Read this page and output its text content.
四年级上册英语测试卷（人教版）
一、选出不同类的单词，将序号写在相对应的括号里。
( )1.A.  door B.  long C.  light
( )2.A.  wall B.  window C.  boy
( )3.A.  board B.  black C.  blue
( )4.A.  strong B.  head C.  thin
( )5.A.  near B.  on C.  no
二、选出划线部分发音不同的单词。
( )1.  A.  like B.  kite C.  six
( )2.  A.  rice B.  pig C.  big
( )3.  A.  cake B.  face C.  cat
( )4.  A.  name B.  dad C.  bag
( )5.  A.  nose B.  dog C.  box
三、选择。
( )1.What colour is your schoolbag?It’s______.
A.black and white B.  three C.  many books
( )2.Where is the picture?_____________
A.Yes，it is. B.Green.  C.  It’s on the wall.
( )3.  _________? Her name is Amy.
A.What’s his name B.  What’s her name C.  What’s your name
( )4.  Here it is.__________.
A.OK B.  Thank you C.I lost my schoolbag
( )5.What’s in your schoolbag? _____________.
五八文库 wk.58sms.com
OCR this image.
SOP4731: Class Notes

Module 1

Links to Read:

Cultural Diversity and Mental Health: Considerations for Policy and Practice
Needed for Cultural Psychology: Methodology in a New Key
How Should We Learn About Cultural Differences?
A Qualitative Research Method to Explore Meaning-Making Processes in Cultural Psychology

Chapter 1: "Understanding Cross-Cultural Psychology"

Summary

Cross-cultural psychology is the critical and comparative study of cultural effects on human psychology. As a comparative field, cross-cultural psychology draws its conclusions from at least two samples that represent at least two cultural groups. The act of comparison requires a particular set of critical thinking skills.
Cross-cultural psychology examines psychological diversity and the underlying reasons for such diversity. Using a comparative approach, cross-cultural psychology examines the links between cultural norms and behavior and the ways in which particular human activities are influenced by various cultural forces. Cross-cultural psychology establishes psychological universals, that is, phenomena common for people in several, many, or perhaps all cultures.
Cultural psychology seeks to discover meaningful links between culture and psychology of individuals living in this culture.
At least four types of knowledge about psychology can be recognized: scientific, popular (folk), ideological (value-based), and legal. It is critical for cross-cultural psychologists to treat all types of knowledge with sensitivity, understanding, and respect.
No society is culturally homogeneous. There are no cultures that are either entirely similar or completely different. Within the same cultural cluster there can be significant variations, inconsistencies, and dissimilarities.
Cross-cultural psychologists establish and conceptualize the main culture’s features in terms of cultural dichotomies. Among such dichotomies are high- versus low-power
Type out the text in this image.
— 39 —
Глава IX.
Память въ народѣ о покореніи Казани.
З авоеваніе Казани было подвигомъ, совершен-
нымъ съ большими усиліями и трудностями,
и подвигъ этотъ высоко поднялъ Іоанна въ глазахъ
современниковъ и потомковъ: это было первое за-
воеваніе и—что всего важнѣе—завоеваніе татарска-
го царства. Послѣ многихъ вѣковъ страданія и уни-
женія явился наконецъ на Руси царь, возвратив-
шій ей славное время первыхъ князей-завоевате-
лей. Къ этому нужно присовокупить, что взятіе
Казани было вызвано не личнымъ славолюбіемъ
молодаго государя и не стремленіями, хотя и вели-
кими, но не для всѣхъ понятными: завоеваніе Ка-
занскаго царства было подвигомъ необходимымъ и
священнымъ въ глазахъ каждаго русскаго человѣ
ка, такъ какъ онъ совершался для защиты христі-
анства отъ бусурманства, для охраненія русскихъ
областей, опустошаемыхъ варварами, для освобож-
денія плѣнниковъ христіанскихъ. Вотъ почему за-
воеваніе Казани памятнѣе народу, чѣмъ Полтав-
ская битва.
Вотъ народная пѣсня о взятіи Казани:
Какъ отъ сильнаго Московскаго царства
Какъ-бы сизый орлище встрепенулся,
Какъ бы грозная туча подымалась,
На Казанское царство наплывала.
********************
Task to complete » Return each line among the entries that holds the word "text".

Full output »
Read this page and output its text content.
Type out the text in this image.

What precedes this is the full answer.